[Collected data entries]
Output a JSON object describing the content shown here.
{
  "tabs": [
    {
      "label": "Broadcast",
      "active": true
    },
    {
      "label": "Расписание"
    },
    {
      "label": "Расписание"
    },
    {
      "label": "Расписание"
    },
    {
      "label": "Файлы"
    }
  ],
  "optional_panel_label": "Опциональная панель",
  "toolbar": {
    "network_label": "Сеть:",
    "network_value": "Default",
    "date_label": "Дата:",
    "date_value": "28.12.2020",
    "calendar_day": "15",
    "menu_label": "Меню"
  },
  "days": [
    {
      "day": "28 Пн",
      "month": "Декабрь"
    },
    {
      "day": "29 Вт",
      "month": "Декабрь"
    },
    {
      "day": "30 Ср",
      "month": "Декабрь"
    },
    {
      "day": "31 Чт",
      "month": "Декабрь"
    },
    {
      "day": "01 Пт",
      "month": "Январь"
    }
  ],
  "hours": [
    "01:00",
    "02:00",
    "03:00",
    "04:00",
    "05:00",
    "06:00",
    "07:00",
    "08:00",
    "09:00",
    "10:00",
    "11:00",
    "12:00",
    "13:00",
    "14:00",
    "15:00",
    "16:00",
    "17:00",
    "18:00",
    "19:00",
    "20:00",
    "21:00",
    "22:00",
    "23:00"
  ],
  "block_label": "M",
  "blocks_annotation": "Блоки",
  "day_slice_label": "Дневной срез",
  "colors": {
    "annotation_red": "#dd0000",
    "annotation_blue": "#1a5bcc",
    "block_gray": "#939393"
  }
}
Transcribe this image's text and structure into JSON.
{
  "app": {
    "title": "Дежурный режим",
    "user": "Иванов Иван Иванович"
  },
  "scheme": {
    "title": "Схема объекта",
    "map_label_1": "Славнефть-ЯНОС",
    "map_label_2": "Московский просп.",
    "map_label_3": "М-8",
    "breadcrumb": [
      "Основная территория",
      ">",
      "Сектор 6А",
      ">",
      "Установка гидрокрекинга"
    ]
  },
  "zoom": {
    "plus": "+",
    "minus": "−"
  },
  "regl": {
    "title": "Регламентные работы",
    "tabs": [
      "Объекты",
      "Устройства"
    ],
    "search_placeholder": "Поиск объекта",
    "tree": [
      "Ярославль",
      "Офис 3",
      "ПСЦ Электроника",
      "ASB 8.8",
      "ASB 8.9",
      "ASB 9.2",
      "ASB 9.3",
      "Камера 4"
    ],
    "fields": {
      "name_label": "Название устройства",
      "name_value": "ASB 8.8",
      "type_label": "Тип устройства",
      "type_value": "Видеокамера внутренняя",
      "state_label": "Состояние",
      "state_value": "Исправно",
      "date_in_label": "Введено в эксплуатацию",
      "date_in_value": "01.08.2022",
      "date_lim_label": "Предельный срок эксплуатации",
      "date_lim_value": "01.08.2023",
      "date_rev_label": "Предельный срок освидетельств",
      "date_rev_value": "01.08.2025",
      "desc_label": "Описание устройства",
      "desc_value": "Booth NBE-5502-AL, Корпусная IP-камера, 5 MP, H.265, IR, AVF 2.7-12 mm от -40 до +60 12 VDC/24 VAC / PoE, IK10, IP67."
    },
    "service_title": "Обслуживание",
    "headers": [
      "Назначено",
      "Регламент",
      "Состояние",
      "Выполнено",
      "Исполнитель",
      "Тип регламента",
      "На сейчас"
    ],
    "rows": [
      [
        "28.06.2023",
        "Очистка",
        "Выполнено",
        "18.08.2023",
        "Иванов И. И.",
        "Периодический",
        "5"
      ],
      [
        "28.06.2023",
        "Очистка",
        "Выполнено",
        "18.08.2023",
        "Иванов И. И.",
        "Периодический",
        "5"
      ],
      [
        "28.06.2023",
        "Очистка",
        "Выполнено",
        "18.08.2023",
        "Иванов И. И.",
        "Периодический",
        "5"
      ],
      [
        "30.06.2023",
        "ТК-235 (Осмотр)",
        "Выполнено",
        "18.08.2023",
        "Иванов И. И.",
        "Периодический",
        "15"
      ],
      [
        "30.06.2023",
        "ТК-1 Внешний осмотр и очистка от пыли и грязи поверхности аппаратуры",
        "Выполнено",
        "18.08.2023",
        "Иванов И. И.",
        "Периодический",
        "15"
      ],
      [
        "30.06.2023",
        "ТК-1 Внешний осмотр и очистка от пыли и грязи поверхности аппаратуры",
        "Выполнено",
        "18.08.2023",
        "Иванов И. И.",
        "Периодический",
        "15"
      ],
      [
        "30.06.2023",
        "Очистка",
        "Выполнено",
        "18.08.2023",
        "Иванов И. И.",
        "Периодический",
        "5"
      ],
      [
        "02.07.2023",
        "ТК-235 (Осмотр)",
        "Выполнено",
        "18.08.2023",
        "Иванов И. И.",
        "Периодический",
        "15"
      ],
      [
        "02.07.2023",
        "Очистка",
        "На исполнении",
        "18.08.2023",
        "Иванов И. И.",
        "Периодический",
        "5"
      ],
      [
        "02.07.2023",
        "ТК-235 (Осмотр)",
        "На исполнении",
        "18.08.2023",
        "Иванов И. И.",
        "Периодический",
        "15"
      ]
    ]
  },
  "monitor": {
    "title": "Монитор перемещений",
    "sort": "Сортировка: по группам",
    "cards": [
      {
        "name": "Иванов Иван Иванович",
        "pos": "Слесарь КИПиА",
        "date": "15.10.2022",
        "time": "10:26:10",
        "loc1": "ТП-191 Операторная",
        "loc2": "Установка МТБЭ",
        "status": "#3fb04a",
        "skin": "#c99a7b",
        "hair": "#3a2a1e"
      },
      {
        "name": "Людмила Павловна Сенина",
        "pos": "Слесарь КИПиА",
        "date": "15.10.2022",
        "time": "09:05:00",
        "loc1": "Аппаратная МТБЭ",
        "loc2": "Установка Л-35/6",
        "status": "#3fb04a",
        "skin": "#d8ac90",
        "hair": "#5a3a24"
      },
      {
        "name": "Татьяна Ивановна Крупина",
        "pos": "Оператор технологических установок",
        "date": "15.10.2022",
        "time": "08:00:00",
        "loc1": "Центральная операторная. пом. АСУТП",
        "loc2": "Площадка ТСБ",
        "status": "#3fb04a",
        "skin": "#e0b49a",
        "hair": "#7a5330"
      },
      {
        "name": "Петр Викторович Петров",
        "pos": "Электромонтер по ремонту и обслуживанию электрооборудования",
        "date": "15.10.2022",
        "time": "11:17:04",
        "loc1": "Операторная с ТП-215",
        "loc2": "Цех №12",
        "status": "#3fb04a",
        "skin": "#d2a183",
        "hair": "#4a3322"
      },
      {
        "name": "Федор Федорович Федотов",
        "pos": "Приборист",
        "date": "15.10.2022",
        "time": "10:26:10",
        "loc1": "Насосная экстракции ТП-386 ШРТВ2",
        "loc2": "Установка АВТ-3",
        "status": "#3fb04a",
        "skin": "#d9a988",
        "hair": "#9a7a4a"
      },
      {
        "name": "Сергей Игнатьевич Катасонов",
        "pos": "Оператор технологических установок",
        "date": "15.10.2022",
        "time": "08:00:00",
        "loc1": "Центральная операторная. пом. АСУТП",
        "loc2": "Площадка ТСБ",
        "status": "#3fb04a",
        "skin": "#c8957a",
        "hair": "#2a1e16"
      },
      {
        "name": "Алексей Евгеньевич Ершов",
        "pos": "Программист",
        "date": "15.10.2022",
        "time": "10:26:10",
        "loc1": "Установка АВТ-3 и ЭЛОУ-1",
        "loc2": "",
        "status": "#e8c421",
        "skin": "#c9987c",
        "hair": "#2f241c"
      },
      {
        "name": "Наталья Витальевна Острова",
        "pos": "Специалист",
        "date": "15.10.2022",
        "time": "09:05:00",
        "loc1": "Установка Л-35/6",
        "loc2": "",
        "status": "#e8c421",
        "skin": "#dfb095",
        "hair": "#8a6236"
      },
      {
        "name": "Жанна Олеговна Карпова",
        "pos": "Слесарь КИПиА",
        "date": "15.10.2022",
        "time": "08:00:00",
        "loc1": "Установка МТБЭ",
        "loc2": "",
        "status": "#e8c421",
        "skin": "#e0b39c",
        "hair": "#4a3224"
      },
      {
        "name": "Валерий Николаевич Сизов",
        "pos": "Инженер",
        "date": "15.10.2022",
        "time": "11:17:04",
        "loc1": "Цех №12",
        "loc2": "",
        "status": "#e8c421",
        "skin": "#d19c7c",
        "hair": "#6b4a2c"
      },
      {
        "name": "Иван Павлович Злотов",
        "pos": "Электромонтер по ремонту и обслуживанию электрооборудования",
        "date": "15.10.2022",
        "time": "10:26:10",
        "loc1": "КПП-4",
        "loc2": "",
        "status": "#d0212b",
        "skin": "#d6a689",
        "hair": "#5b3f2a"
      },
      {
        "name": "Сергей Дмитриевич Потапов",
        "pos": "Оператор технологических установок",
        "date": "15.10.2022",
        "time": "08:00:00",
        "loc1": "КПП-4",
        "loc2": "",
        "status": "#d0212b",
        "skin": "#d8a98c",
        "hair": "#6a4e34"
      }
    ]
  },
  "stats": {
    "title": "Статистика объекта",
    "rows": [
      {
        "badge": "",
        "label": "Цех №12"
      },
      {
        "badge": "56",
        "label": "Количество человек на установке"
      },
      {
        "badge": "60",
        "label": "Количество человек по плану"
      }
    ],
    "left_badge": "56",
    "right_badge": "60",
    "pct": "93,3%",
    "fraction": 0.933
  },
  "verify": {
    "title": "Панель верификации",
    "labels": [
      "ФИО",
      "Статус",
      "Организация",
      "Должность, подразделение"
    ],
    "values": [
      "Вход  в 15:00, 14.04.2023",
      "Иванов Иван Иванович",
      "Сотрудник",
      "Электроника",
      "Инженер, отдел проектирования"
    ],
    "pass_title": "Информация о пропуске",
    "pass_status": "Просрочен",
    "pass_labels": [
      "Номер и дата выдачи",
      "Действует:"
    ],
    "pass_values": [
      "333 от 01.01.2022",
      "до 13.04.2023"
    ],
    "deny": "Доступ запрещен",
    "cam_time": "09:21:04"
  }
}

◆ **Given task**: Every line of the records that includes the word "Иванович" should be gathered.

◆ **Response for this exercise**:
    "user": "Иванов Иван Иванович"
        "name": "Иванов Иван Иванович",
      "Иванов Иван Иванович",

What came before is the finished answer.